DATASET ROWS

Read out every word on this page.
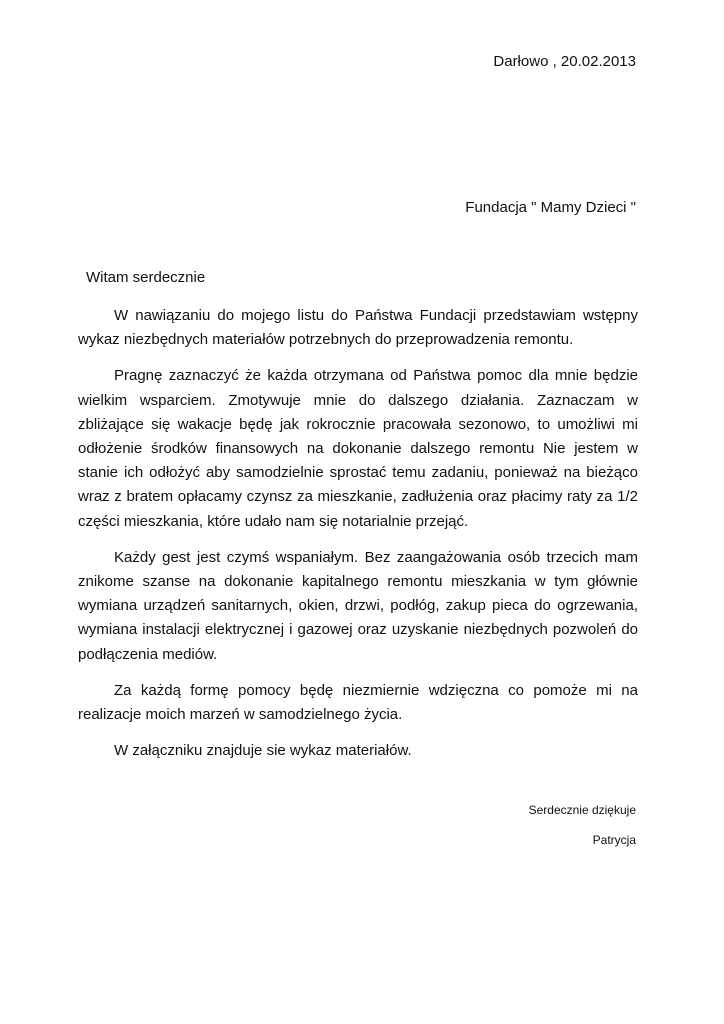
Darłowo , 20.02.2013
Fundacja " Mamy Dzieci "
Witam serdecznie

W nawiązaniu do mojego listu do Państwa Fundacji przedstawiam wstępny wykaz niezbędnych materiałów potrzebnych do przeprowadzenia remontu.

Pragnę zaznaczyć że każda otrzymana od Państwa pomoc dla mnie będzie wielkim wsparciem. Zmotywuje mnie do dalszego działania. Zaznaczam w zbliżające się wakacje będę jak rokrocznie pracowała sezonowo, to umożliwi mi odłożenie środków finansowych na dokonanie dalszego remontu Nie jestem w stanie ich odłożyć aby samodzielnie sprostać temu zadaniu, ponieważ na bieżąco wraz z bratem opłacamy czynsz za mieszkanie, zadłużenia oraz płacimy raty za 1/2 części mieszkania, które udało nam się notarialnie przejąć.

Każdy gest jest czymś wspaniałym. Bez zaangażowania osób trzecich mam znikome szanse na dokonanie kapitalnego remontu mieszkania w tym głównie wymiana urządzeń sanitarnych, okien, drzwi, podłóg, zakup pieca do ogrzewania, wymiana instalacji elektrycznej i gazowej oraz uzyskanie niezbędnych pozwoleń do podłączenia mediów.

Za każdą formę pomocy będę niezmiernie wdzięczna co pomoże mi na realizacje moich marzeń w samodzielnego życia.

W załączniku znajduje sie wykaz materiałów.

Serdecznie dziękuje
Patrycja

WHAT THE TASK ASKS
Copy out every line that includes the word "materiałów".

WORKED SOLUTION
W nawiązaniu do mojego listu do Państwa Fundacji przedstawiam wstępny wykaz niezbędnych materiałów potrzebnych do przeprowadzenia remontu.
W załączniku znajduje sie wykaz materiałów.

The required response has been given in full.